Aim of the exercise: Gather every line from the rows below that contains the string "title", matching case exactly, and copy each one out.

Saved entries:
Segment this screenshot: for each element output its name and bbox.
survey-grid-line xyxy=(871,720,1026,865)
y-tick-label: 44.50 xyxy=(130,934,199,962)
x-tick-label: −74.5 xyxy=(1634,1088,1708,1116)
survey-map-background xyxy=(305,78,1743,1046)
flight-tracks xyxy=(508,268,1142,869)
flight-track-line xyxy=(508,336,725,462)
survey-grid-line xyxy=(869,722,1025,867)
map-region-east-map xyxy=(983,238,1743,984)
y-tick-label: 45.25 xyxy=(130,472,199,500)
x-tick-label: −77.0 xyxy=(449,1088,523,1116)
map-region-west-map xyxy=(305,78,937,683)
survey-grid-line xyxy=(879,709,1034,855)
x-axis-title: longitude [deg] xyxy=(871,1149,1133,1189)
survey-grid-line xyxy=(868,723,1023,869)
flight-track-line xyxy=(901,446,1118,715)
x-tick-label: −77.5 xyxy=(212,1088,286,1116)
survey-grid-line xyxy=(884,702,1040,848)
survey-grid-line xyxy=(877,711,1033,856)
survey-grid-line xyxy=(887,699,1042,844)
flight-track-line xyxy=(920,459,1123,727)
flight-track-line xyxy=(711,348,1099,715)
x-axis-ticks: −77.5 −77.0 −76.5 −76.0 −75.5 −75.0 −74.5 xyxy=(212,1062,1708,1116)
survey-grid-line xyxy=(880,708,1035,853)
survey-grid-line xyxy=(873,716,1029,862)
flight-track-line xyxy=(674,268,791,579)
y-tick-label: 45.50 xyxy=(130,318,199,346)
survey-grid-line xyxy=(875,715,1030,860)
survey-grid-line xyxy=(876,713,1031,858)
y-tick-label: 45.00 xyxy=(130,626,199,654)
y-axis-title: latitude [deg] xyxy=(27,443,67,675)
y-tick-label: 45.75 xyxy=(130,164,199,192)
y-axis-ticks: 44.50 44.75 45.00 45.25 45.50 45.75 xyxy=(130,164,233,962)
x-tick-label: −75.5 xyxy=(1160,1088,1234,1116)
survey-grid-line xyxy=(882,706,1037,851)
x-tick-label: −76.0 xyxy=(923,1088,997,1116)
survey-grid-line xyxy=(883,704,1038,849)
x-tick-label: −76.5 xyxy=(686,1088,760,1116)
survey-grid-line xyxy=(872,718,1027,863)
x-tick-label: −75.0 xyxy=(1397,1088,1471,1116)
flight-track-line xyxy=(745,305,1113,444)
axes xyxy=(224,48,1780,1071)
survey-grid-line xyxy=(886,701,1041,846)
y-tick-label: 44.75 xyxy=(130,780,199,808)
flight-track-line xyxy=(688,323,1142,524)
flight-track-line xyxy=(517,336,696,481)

Problem solution:
x-axis-title: longitude [deg] xyxy=(871,1149,1133,1189)
y-axis-title: latitude [deg] xyxy=(27,443,67,675)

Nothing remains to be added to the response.